- **Task requirements**:
Your task is to transcribe the records exactly, skipping every image.

——

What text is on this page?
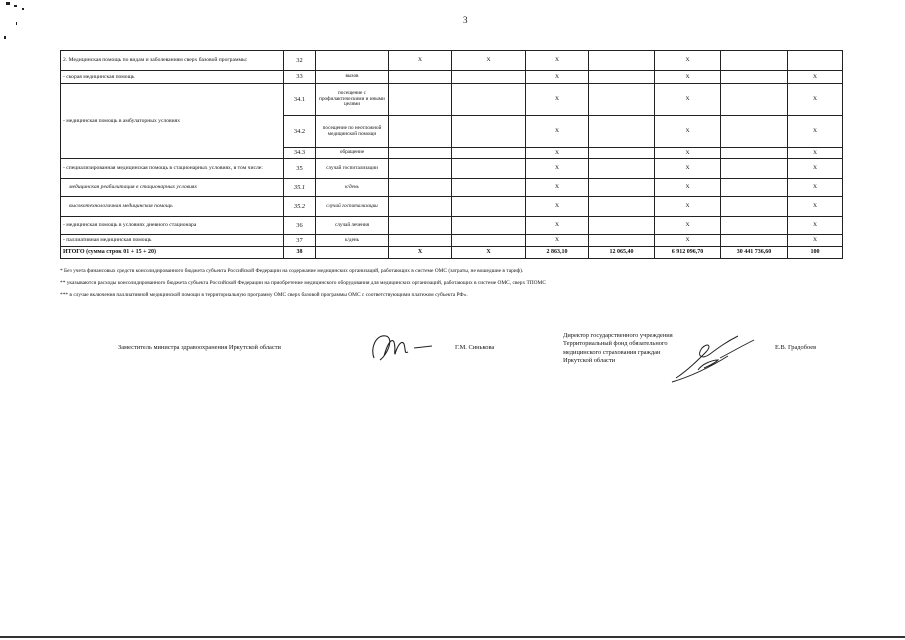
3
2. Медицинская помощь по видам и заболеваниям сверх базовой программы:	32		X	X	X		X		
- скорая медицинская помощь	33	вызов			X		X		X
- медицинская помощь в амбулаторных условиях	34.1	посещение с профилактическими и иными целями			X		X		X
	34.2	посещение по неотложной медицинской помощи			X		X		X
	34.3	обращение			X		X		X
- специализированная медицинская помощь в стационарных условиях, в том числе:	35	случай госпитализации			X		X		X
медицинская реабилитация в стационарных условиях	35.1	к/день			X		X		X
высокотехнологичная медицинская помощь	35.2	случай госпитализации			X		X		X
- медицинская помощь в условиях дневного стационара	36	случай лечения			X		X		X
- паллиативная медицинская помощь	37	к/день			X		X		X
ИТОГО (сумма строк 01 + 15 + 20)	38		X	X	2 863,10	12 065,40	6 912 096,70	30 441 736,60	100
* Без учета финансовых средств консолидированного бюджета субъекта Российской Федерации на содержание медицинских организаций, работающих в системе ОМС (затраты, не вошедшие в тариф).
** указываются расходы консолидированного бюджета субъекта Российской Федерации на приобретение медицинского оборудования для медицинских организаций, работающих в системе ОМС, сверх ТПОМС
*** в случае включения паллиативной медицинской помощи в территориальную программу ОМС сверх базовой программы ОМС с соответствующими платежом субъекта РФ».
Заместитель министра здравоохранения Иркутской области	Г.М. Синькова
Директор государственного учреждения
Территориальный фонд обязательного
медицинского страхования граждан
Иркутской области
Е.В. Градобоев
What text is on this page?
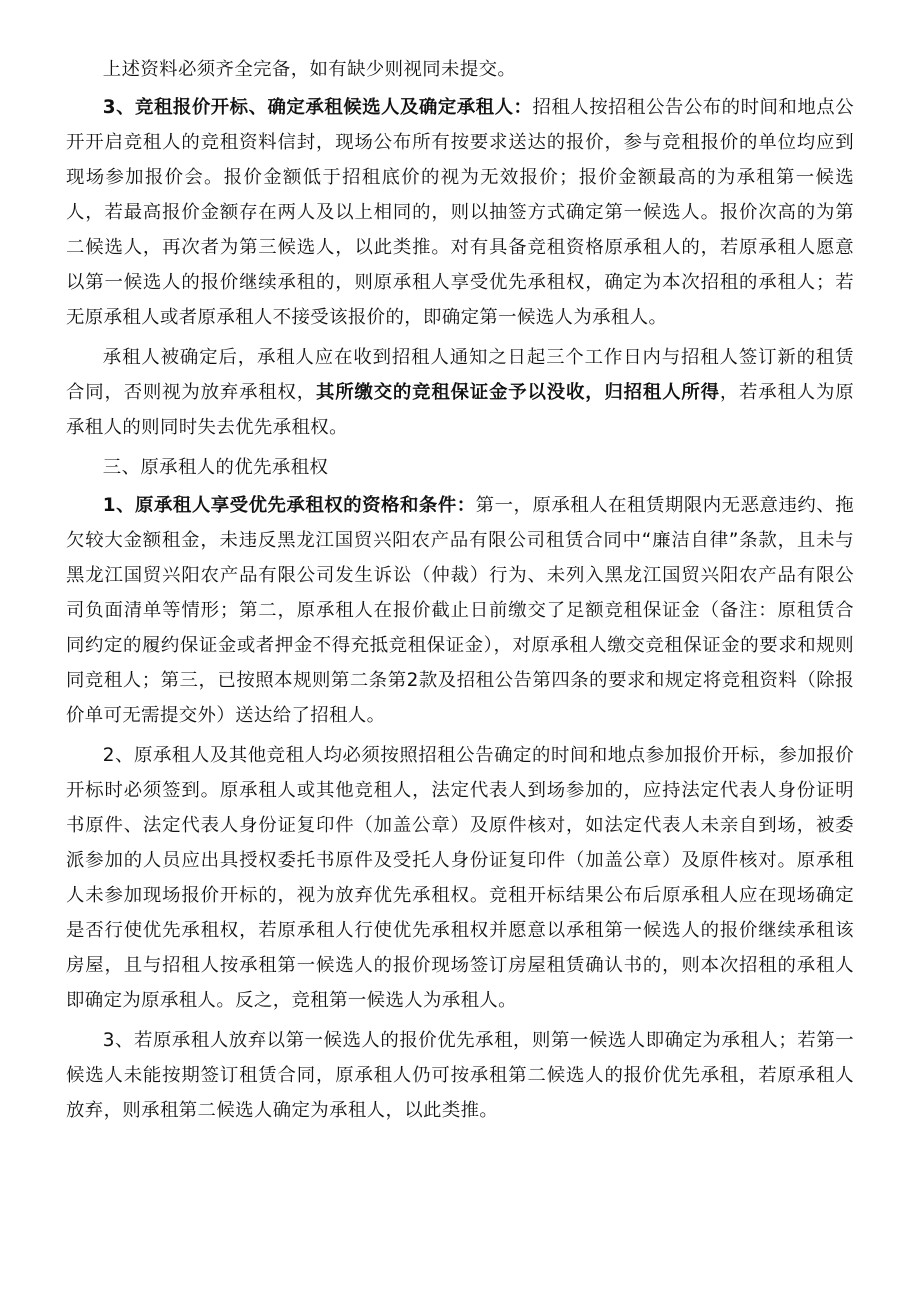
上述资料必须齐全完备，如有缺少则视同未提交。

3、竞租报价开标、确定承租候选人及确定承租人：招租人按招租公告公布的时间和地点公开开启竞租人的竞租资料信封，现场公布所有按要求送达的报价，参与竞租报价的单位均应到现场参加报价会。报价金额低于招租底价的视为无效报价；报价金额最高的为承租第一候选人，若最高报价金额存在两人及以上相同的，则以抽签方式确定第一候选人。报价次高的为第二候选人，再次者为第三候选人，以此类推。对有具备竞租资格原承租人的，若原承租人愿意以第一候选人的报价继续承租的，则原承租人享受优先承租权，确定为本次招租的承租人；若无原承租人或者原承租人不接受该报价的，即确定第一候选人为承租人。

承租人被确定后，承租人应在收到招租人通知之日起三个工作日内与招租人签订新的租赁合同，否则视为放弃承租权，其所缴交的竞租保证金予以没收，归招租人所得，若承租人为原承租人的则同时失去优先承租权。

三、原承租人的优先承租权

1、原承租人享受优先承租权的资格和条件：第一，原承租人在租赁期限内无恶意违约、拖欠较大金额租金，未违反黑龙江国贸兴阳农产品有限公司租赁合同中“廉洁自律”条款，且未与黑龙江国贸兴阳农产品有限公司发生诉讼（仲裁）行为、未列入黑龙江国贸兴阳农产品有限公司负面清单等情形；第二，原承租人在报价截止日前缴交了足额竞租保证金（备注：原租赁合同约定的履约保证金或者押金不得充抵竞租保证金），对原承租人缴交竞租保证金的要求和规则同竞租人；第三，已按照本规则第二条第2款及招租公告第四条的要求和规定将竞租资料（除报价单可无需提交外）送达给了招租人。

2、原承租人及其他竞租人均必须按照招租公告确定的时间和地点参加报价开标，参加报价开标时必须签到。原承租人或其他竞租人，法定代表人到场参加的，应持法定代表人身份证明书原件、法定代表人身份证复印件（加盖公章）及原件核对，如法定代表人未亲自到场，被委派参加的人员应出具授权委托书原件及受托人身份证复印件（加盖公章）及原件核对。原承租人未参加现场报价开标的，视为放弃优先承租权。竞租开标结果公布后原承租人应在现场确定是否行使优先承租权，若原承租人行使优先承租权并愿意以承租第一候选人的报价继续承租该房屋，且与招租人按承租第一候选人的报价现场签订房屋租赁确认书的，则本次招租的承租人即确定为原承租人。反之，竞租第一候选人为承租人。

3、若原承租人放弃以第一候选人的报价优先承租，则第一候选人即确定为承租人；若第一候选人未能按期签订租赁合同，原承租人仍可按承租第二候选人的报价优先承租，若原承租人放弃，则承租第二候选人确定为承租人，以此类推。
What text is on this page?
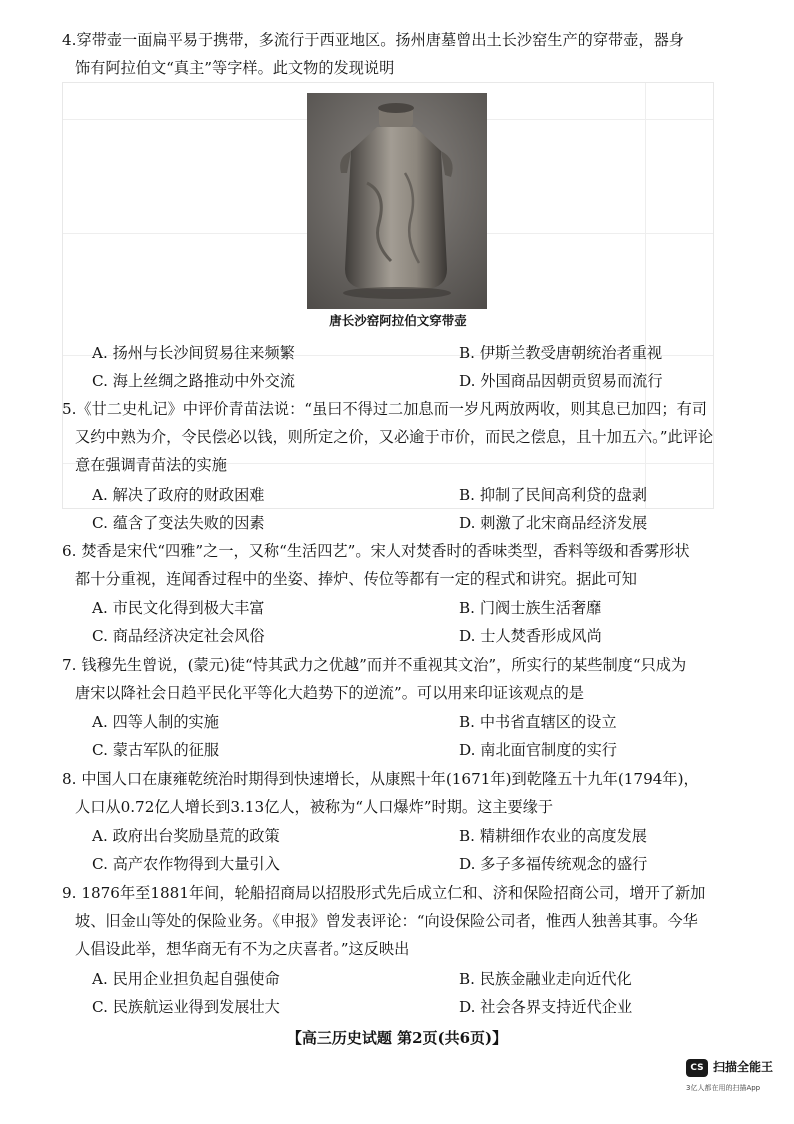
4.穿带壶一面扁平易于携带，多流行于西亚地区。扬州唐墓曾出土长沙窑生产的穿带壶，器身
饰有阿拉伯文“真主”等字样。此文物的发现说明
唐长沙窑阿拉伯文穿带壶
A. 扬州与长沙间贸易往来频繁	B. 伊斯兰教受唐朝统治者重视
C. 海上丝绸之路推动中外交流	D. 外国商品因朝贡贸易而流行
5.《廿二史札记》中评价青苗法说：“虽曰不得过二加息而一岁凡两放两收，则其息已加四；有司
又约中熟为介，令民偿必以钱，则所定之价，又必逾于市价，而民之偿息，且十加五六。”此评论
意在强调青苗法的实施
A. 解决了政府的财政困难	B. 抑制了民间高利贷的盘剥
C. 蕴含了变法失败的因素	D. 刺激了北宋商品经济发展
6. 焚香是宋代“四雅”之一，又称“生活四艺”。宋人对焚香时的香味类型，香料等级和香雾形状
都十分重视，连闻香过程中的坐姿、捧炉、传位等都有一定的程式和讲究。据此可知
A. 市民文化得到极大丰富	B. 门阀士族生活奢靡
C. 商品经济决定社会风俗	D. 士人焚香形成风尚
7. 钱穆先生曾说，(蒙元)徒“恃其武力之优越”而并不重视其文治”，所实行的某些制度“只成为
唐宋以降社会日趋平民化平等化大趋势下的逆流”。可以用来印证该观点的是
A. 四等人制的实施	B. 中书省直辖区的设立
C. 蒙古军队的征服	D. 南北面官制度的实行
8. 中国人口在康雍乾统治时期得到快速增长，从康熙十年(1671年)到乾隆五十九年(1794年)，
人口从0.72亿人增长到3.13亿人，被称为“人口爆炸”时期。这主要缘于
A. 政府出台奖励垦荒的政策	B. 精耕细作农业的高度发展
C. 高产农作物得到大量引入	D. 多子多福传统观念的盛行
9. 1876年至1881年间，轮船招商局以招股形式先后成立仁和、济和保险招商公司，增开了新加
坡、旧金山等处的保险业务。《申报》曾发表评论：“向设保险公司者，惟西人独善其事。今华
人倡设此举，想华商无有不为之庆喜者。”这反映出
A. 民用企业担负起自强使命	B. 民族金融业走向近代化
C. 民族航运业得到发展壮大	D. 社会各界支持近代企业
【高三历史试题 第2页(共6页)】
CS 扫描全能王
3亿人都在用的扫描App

——

- **Written reply**:
What text is on this page?
3
2. Медицинская помощь по видам и заболеваниям сверх базовой программы:	32		X	X	X		X		
- скорая медицинская помощь	33	вызов			X		X		X
- медицинская помощь в амбулаторных условиях	34.1	посещение с профилактическими и иными целями			X		X		X
	34.2	посещение по неотложной медицинской помощи			X		X		X
	34.3	обращение			X		X		X
- специализированная медицинская помощь в стационарных условиях, в том числе:	35	случай госпитализации			X		X		X
медицинская реабилитация в стационарных условиях	35.1	к/день			X		X		X
высокотехнологичная медицинская помощь	35.2	случай госпитализации			X		X		X
- медицинская помощь в условиях дневного стационара	36	случай лечения			X		X		X
- паллиативная медицинская помощь	37	к/день			X		X		X
ИТОГО (сумма строк 01 + 15 + 20)	38		X	X	2 863,10	12 065,40	6 912 096,70	30 441 736,60	100
* Без учета финансовых средств консолидированного бюджета субъекта Российской Федерации на содержание медицинских организаций, работающих в системе ОМС (затраты, не вошедшие в тариф).
** указываются расходы консолидированного бюджета субъекта Российской Федерации на приобретение медицинского оборудования для медицинских организаций, работающих в системе ОМС, сверх ТПОМС
*** в случае включения паллиативной медицинской помощи в территориальную программу ОМС сверх базовой программы ОМС с соответствующими платежом субъекта РФ».
Заместитель министра здравоохранения Иркутской области	Г.М. Синькова
Директор государственного учреждения
Территориальный фонд обязательного
медицинского страхования граждан
Иркутской области
Е.В. Градобоев
What text is on this page?
上述资料必须齐全完备，如有缺少则视同未提交。

3、竞租报价开标、确定承租候选人及确定承租人：招租人按招租公告公布的时间和地点公开开启竞租人的竞租资料信封，现场公布所有按要求送达的报价，参与竞租报价的单位均应到现场参加报价会。报价金额低于招租底价的视为无效报价；报价金额最高的为承租第一候选人，若最高报价金额存在两人及以上相同的，则以抽签方式确定第一候选人。报价次高的为第二候选人，再次者为第三候选人，以此类推。对有具备竞租资格原承租人的，若原承租人愿意以第一候选人的报价继续承租的，则原承租人享受优先承租权，确定为本次招租的承租人；若无原承租人或者原承租人不接受该报价的，即确定第一候选人为承租人。

承租人被确定后，承租人应在收到招租人通知之日起三个工作日内与招租人签订新的租赁合同，否则视为放弃承租权，其所缴交的竞租保证金予以没收，归招租人所得，若承租人为原承租人的则同时失去优先承租权。

三、原承租人的优先承租权

1、原承租人享受优先承租权的资格和条件：第一，原承租人在租赁期限内无恶意违约、拖欠较大金额租金，未违反黑龙江国贸兴阳农产品有限公司租赁合同中“廉洁自律”条款，且未与黑龙江国贸兴阳农产品有限公司发生诉讼（仲裁）行为、未列入黑龙江国贸兴阳农产品有限公司负面清单等情形；第二，原承租人在报价截止日前缴交了足额竞租保证金（备注：原租赁合同约定的履约保证金或者押金不得充抵竞租保证金），对原承租人缴交竞租保证金的要求和规则同竞租人；第三，已按照本规则第二条第2款及招租公告第四条的要求和规定将竞租资料（除报价单可无需提交外）送达给了招租人。

2、原承租人及其他竞租人均必须按照招租公告确定的时间和地点参加报价开标，参加报价开标时必须签到。原承租人或其他竞租人，法定代表人到场参加的，应持法定代表人身份证明书原件、法定代表人身份证复印件（加盖公章）及原件核对，如法定代表人未亲自到场，被委派参加的人员应出具授权委托书原件及受托人身份证复印件（加盖公章）及原件核对。原承租人未参加现场报价开标的，视为放弃优先承租权。竞租开标结果公布后原承租人应在现场确定是否行使优先承租权，若原承租人行使优先承租权并愿意以承租第一候选人的报价继续承租该房屋，且与招租人按承租第一候选人的报价现场签订房屋租赁确认书的，则本次招租的承租人即确定为原承租人。反之，竞租第一候选人为承租人。

3、若原承租人放弃以第一候选人的报价优先承租，则第一候选人即确定为承租人；若第一候选人未能按期签订租赁合同，原承租人仍可按承租第二候选人的报价优先承租，若原承租人放弃，则承租第二候选人确定为承租人，以此类推。
What text is on this page?
4.穿带壶一面扁平易于携带，多流行于西亚地区。扬州唐墓曾出土长沙窑生产的穿带壶，器身
饰有阿拉伯文“真主”等字样。此文物的发现说明
唐长沙窑阿拉伯文穿带壶
A. 扬州与长沙间贸易往来频繁	B. 伊斯兰教受唐朝统治者重视
C. 海上丝绸之路推动中外交流	D. 外国商品因朝贡贸易而流行
5.《廿二史札记》中评价青苗法说：“虽曰不得过二加息而一岁凡两放两收，则其息已加四；有司
又约中熟为介，令民偿必以钱，则所定之价，又必逾于市价，而民之偿息，且十加五六。”此评论
意在强调青苗法的实施
A. 解决了政府的财政困难	B. 抑制了民间高利贷的盘剥
C. 蕴含了变法失败的因素	D. 刺激了北宋商品经济发展
6. 焚香是宋代“四雅”之一，又称“生活四艺”。宋人对焚香时的香味类型，香料等级和香雾形状
都十分重视，连闻香过程中的坐姿、捧炉、传位等都有一定的程式和讲究。据此可知
A. 市民文化得到极大丰富	B. 门阀士族生活奢靡
C. 商品经济决定社会风俗	D. 士人焚香形成风尚
7. 钱穆先生曾说，(蒙元)徒“恃其武力之优越”而并不重视其文治”，所实行的某些制度“只成为
唐宋以降社会日趋平民化平等化大趋势下的逆流”。可以用来印证该观点的是
A. 四等人制的实施	B. 中书省直辖区的设立
C. 蒙古军队的征服	D. 南北面官制度的实行
8. 中国人口在康雍乾统治时期得到快速增长，从康熙十年(1671年)到乾隆五十九年(1794年)，
人口从0.72亿人增长到3.13亿人，被称为“人口爆炸”时期。这主要缘于
A. 政府出台奖励垦荒的政策	B. 精耕细作农业的高度发展
C. 高产农作物得到大量引入	D. 多子多福传统观念的盛行
9. 1876年至1881年间，轮船招商局以招股形式先后成立仁和、济和保险招商公司，增开了新加
坡、旧金山等处的保险业务。《申报》曾发表评论：“向设保险公司者，惟西人独善其事。今华
人倡设此举，想华商无有不为之庆喜者。”这反映出
A. 民用企业担负起自强使命	B. 民族金融业走向近代化
C. 民族航运业得到发展壮大	D. 社会各界支持近代企业
【高三历史试题 第2页(共6页)】
CS 扫描全能王
3亿人都在用的扫描App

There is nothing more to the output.